Will you output the entries below exactly, skipping every image they contain?

____ Input rows

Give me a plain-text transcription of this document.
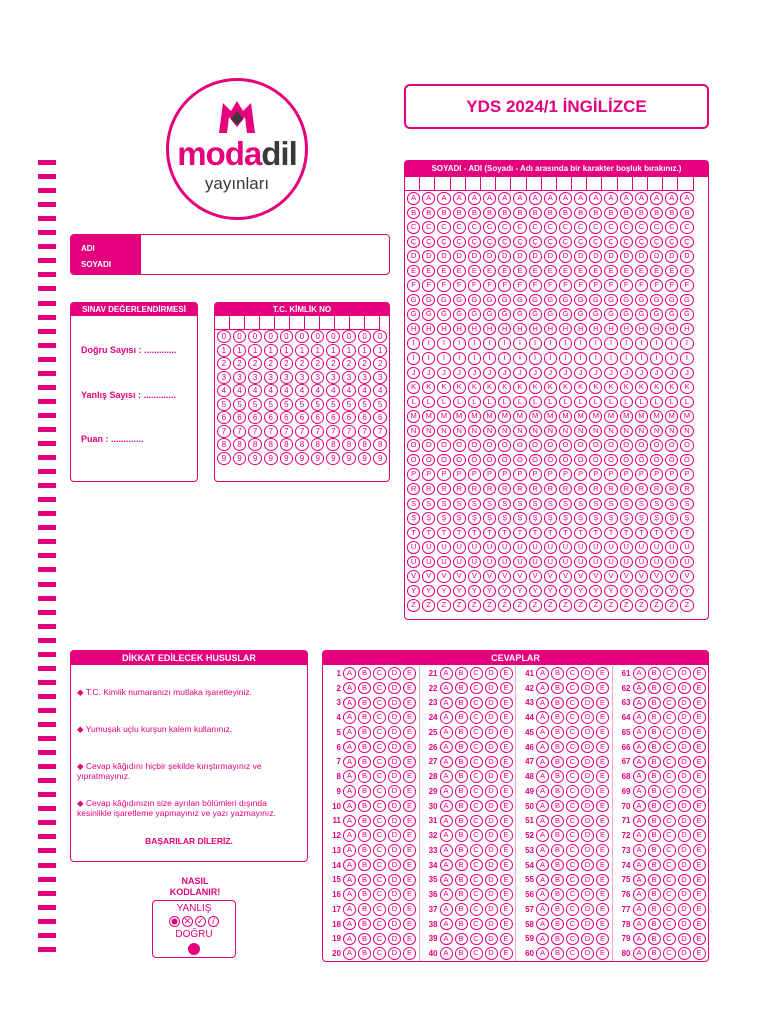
modadil
yayınları
YDS 2024/1 İNGİLİZCE
ADI
SOYADI
SINAV DEĞERLENDİRMESİ
Doğru Sayısı : .............
Yanlış Sayısı : .............
Puan : .............
T.C. KİMLİK NO
0	0	0	0	0	0	0	0	0	0	0
1	1	1	1	1	1	1	1	1	1	1
2	2	2	2	2	2	2	2	2	2	2
3	3	3	3	3	3	3	3	3	3	3
4	4	4	4	4	4	4	4	4	4	4
5	5	5	5	5	5	5	5	5	5	5
6	6	6	6	6	6	6	6	6	6	6
7	7	7	7	7	7	7	7	7	7	7
8	8	8	8	8	8	8	8	8	8	8
9	9	9	9	9	9	9	9	9	9	9
SOYADI - ADI (Soyadı - Adı arasında bir karakter boşluk bırakınız.)
A	A	A	A	A	A	A	A	A	A	A	A	A	A	A	A	A	A	A
B	B	B	B	B	B	B	B	B	B	B	B	B	B	B	B	B	B	B
C	C	C	C	C	C	C	C	C	C	C	C	C	C	C	C	C	C	C
Ç	Ç	Ç	Ç	Ç	Ç	Ç	Ç	Ç	Ç	Ç	Ç	Ç	Ç	Ç	Ç	Ç	Ç	Ç
D	D	D	D	D	D	D	D	D	D	D	D	D	D	D	D	D	D	D
E	E	E	E	E	E	E	E	E	E	E	E	E	E	E	E	E	E	E
F	F	F	F	F	F	F	F	F	F	F	F	F	F	F	F	F	F	F
G	G	G	G	G	G	G	G	G	G	G	G	G	G	G	G	G	G	G
Ğ	Ğ	Ğ	Ğ	Ğ	Ğ	Ğ	Ğ	Ğ	Ğ	Ğ	Ğ	Ğ	Ğ	Ğ	Ğ	Ğ	Ğ	Ğ
H	H	H	H	H	H	H	H	H	H	H	H	H	H	H	H	H	H	H
I	I	I	I	I	I	I	I	I	I	I	I	I	I	I	I	I	I	I
İ	İ	İ	İ	İ	İ	İ	İ	İ	İ	İ	İ	İ	İ	İ	İ	İ	İ	İ
J	J	J	J	J	J	J	J	J	J	J	J	J	J	J	J	J	J	J
K	K	K	K	K	K	K	K	K	K	K	K	K	K	K	K	K	K	K
L	L	L	L	L	L	L	L	L	L	L	L	L	L	L	L	L	L	L
M	M	M	M	M	M	M	M	M	M	M	M	M	M	M	M	M	M	M
N	N	N	N	N	N	N	N	N	N	N	N	N	N	N	N	N	N	N
O	O	O	O	O	O	O	O	O	O	O	O	O	O	O	O	O	O	O
Ö	Ö	Ö	Ö	Ö	Ö	Ö	Ö	Ö	Ö	Ö	Ö	Ö	Ö	Ö	Ö	Ö	Ö	Ö
P	P	P	P	P	P	P	P	P	P	P	P	P	P	P	P	P	P	P
R	R	R	R	R	R	R	R	R	R	R	R	R	R	R	R	R	R	R
S	S	S	S	S	S	S	S	S	S	S	S	S	S	S	S	S	S	S
Ş	Ş	Ş	Ş	Ş	Ş	Ş	Ş	Ş	Ş	Ş	Ş	Ş	Ş	Ş	Ş	Ş	Ş	Ş
T	T	T	T	T	T	T	T	T	T	T	T	T	T	T	T	T	T	T
U	U	U	U	U	U	U	U	U	U	U	U	U	U	U	U	U	U	U
Ü	Ü	Ü	Ü	Ü	Ü	Ü	Ü	Ü	Ü	Ü	Ü	Ü	Ü	Ü	Ü	Ü	Ü	Ü
V	V	V	V	V	V	V	V	V	V	V	V	V	V	V	V	V	V	V
Y	Y	Y	Y	Y	Y	Y	Y	Y	Y	Y	Y	Y	Y	Y	Y	Y	Y	Y
Z	Z	Z	Z	Z	Z	Z	Z	Z	Z	Z	Z	Z	Z	Z	Z	Z	Z	Z
DİKKAT EDİLECEK HUSUSLAR
◆ T.C. Kimlik numaranızı mutlaka işaretleyiniz.
◆ Yumuşak uçlu kurşun kalem kullanınız.
◆ Cevap kâğıdını hiçbir şekilde kırıştırmayınız ve yıpratmayınız.
◆ Cevap kâğıdınızın size ayrılan bölümleri dışında kesinlikle işaretleme yapmayınız ve yazı yazmayınız.
BAŞARILAR DİLERİZ.
CEVAPLAR
1 A	B	C	D	E
2 A	B	C	D	E
3 A	B	C	D	E
4 A	B	C	D	E
5 A	B	C	D	E
6 A	B	C	D	E
7 A	B	C	D	E
8 A	B	C	D	E
9 A	B	C	D	E
10 A	B	C	D	E
11 A	B	C	D	E
12 A	B	C	D	E
13 A	B	C	D	E
14 A	B	C	D	E
15 A	B	C	D	E
16 A	B	C	D	E
17 A	B	C	D	E
18 A	B	C	D	E
19 A	B	C	D	E
20 A	B	C	D	E
21 A	B	C	D	E
22 A	B	C	D	E
23 A	B	C	D	E
24 A	B	C	D	E
25 A	B	C	D	E
26 A	B	C	D	E
27 A	B	C	D	E
28 A	B	C	D	E
29 A	B	C	D	E
30 A	B	C	D	E
31 A	B	C	D	E
32 A	B	C	D	E
33 A	B	C	D	E
34 A	B	C	D	E
35 A	B	C	D	E
36 A	B	C	D	E
37 A	B	C	D	E
38 A	B	C	D	E
39 A	B	C	D	E
40 A	B	C	D	E
41 A	B	C	D	E
42 A	B	C	D	E
43 A	B	C	D	E
44 A	B	C	D	E
45 A	B	C	D	E
46 A	B	C	D	E
47 A	B	C	D	E
48 A	B	C	D	E
49 A	B	C	D	E
50 A	B	C	D	E
51 A	B	C	D	E
52 A	B	C	D	E
53 A	B	C	D	E
54 A	B	C	D	E
55 A	B	C	D	E
56 A	B	C	D	E
57 A	B	C	D	E
58 A	B	C	D	E
59 A	B	C	D	E
60 A	B	C	D	E
61 A	B	C	D	E
62 A	B	C	D	E
63 A	B	C	D	E
64 A	B	C	D	E
65 A	B	C	D	E
66 A	B	C	D	E
67 A	B	C	D	E
68 A	B	C	D	E
69 A	B	C	D	E
70 A	B	C	D	E
71 A	B	C	D	E
72 A	B	C	D	E
73 A	B	C	D	E
74 A	B	C	D	E
75 A	B	C	D	E
76 A	B	C	D	E
77 A	B	C	D	E
78 A	B	C	D	E
79 A	B	C	D	E
80 A	B	C	D	E
NASIL
KODLANIR!
YANLIŞ
✕ ✓ /
DOĞRU
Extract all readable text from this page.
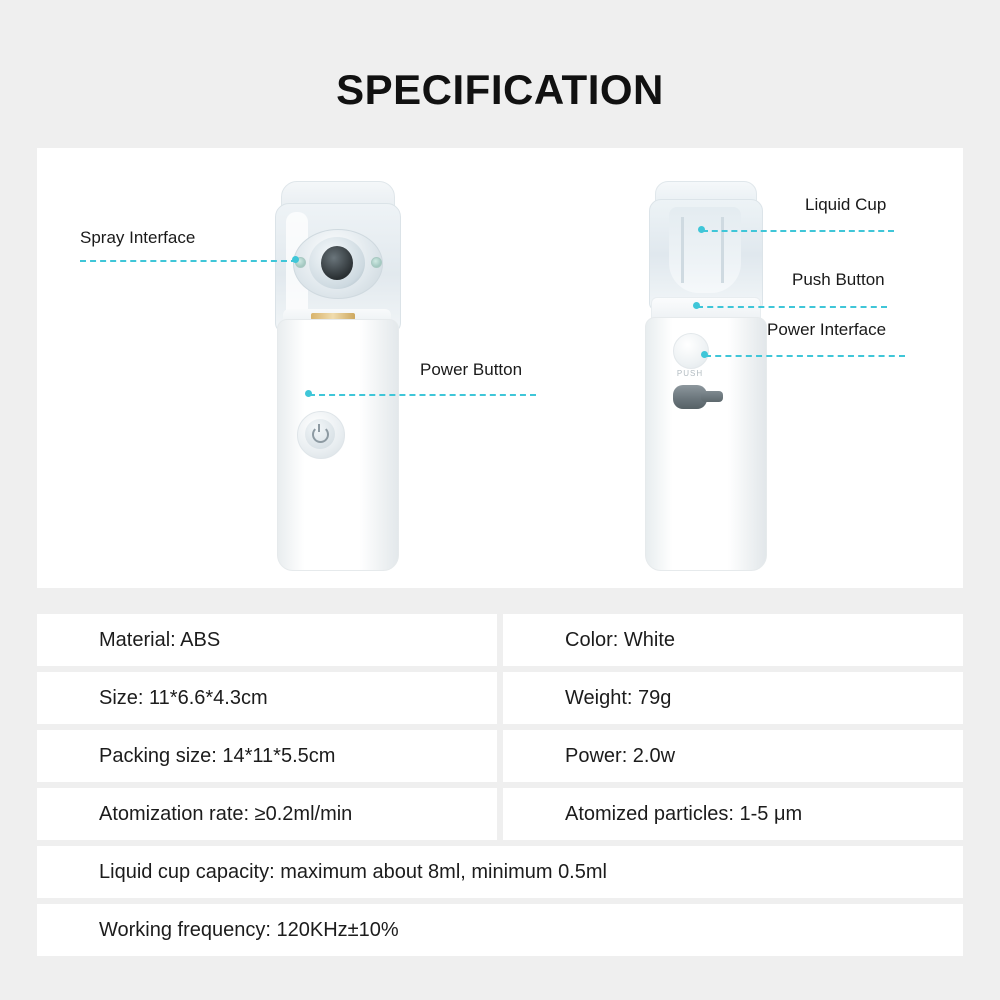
SPECIFICATION
PUSH
Spray Interface
Power Button
Liquid Cup
Push Button
Power Interface
Material: ABS	Color: White
Size: 11*6.6*4.3cm	Weight: 79g
Packing size: 14*11*5.5cm	Power: 2.0w
Atomization rate: ≥0.2ml/min	Atomized particles: 1-5 μm
Liquid cup capacity: maximum about 8ml, minimum 0.5ml
Working frequency: 120KHz±10%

________

The response:
Give me a plain-text transcription of this document.
modadil
yayınları
YDS 2024/1 İNGİLİZCE
ADI
SOYADI
SINAV DEĞERLENDİRMESİ
Doğru Sayısı : .............
Yanlış Sayısı : .............
Puan : .............
T.C. KİMLİK NO
0	0	0	0	0	0	0	0	0	0	0
1	1	1	1	1	1	1	1	1	1	1
2	2	2	2	2	2	2	2	2	2	2
3	3	3	3	3	3	3	3	3	3	3
4	4	4	4	4	4	4	4	4	4	4
5	5	5	5	5	5	5	5	5	5	5
6	6	6	6	6	6	6	6	6	6	6
7	7	7	7	7	7	7	7	7	7	7
8	8	8	8	8	8	8	8	8	8	8
9	9	9	9	9	9	9	9	9	9	9
SOYADI - ADI (Soyadı - Adı arasında bir karakter boşluk bırakınız.)
A	A	A	A	A	A	A	A	A	A	A	A	A	A	A	A	A	A	A
B	B	B	B	B	B	B	B	B	B	B	B	B	B	B	B	B	B	B
C	C	C	C	C	C	C	C	C	C	C	C	C	C	C	C	C	C	C
Ç	Ç	Ç	Ç	Ç	Ç	Ç	Ç	Ç	Ç	Ç	Ç	Ç	Ç	Ç	Ç	Ç	Ç	Ç
D	D	D	D	D	D	D	D	D	D	D	D	D	D	D	D	D	D	D
E	E	E	E	E	E	E	E	E	E	E	E	E	E	E	E	E	E	E
F	F	F	F	F	F	F	F	F	F	F	F	F	F	F	F	F	F	F
G	G	G	G	G	G	G	G	G	G	G	G	G	G	G	G	G	G	G
Ğ	Ğ	Ğ	Ğ	Ğ	Ğ	Ğ	Ğ	Ğ	Ğ	Ğ	Ğ	Ğ	Ğ	Ğ	Ğ	Ğ	Ğ	Ğ
H	H	H	H	H	H	H	H	H	H	H	H	H	H	H	H	H	H	H
I	I	I	I	I	I	I	I	I	I	I	I	I	I	I	I	I	I	I
İ	İ	İ	İ	İ	İ	İ	İ	İ	İ	İ	İ	İ	İ	İ	İ	İ	İ	İ
J	J	J	J	J	J	J	J	J	J	J	J	J	J	J	J	J	J	J
K	K	K	K	K	K	K	K	K	K	K	K	K	K	K	K	K	K	K
L	L	L	L	L	L	L	L	L	L	L	L	L	L	L	L	L	L	L
M	M	M	M	M	M	M	M	M	M	M	M	M	M	M	M	M	M	M
N	N	N	N	N	N	N	N	N	N	N	N	N	N	N	N	N	N	N
O	O	O	O	O	O	O	O	O	O	O	O	O	O	O	O	O	O	O
Ö	Ö	Ö	Ö	Ö	Ö	Ö	Ö	Ö	Ö	Ö	Ö	Ö	Ö	Ö	Ö	Ö	Ö	Ö
P	P	P	P	P	P	P	P	P	P	P	P	P	P	P	P	P	P	P
R	R	R	R	R	R	R	R	R	R	R	R	R	R	R	R	R	R	R
S	S	S	S	S	S	S	S	S	S	S	S	S	S	S	S	S	S	S
Ş	Ş	Ş	Ş	Ş	Ş	Ş	Ş	Ş	Ş	Ş	Ş	Ş	Ş	Ş	Ş	Ş	Ş	Ş
T	T	T	T	T	T	T	T	T	T	T	T	T	T	T	T	T	T	T
U	U	U	U	U	U	U	U	U	U	U	U	U	U	U	U	U	U	U
Ü	Ü	Ü	Ü	Ü	Ü	Ü	Ü	Ü	Ü	Ü	Ü	Ü	Ü	Ü	Ü	Ü	Ü	Ü
V	V	V	V	V	V	V	V	V	V	V	V	V	V	V	V	V	V	V
Y	Y	Y	Y	Y	Y	Y	Y	Y	Y	Y	Y	Y	Y	Y	Y	Y	Y	Y
Z	Z	Z	Z	Z	Z	Z	Z	Z	Z	Z	Z	Z	Z	Z	Z	Z	Z	Z
DİKKAT EDİLECEK HUSUSLAR
◆ T.C. Kimlik numaranızı mutlaka işaretleyiniz.
◆ Yumuşak uçlu kurşun kalem kullanınız.
◆ Cevap kâğıdını hiçbir şekilde kırıştırmayınız ve yıpratmayınız.
◆ Cevap kâğıdınızın size ayrılan bölümleri dışında kesinlikle işaretleme yapmayınız ve yazı yazmayınız.
BAŞARILAR DİLERİZ.
CEVAPLAR
1 A	B	C	D	E
2 A	B	C	D	E
3 A	B	C	D	E
4 A	B	C	D	E
5 A	B	C	D	E
6 A	B	C	D	E
7 A	B	C	D	E
8 A	B	C	D	E
9 A	B	C	D	E
10 A	B	C	D	E
11 A	B	C	D	E
12 A	B	C	D	E
13 A	B	C	D	E
14 A	B	C	D	E
15 A	B	C	D	E
16 A	B	C	D	E
17 A	B	C	D	E
18 A	B	C	D	E
19 A	B	C	D	E
20 A	B	C	D	E
21 A	B	C	D	E
22 A	B	C	D	E
23 A	B	C	D	E
24 A	B	C	D	E
25 A	B	C	D	E
26 A	B	C	D	E
27 A	B	C	D	E
28 A	B	C	D	E
29 A	B	C	D	E
30 A	B	C	D	E
31 A	B	C	D	E
32 A	B	C	D	E
33 A	B	C	D	E
34 A	B	C	D	E
35 A	B	C	D	E
36 A	B	C	D	E
37 A	B	C	D	E
38 A	B	C	D	E
39 A	B	C	D	E
40 A	B	C	D	E
41 A	B	C	D	E
42 A	B	C	D	E
43 A	B	C	D	E
44 A	B	C	D	E
45 A	B	C	D	E
46 A	B	C	D	E
47 A	B	C	D	E
48 A	B	C	D	E
49 A	B	C	D	E
50 A	B	C	D	E
51 A	B	C	D	E
52 A	B	C	D	E
53 A	B	C	D	E
54 A	B	C	D	E
55 A	B	C	D	E
56 A	B	C	D	E
57 A	B	C	D	E
58 A	B	C	D	E
59 A	B	C	D	E
60 A	B	C	D	E
61 A	B	C	D	E
62 A	B	C	D	E
63 A	B	C	D	E
64 A	B	C	D	E
65 A	B	C	D	E
66 A	B	C	D	E
67 A	B	C	D	E
68 A	B	C	D	E
69 A	B	C	D	E
70 A	B	C	D	E
71 A	B	C	D	E
72 A	B	C	D	E
73 A	B	C	D	E
74 A	B	C	D	E
75 A	B	C	D	E
76 A	B	C	D	E
77 A	B	C	D	E
78 A	B	C	D	E
79 A	B	C	D	E
80 A	B	C	D	E
NASIL
KODLANIR!
YANLIŞ
✕ ✓ /
DOĞRU
Extract all readable text from this page.
SPECIFICATION
PUSH
Spray Interface
Power Button
Liquid Cup
Push Button
Power Interface
Material: ABS	Color: White
Size: 11*6.6*4.3cm	Weight: 79g
Packing size: 14*11*5.5cm	Power: 2.0w
Atomization rate: ≥0.2ml/min	Atomized particles: 1-5 μm
Liquid cup capacity: maximum about 8ml, minimum 0.5ml
Working frequency: 120KHz±10%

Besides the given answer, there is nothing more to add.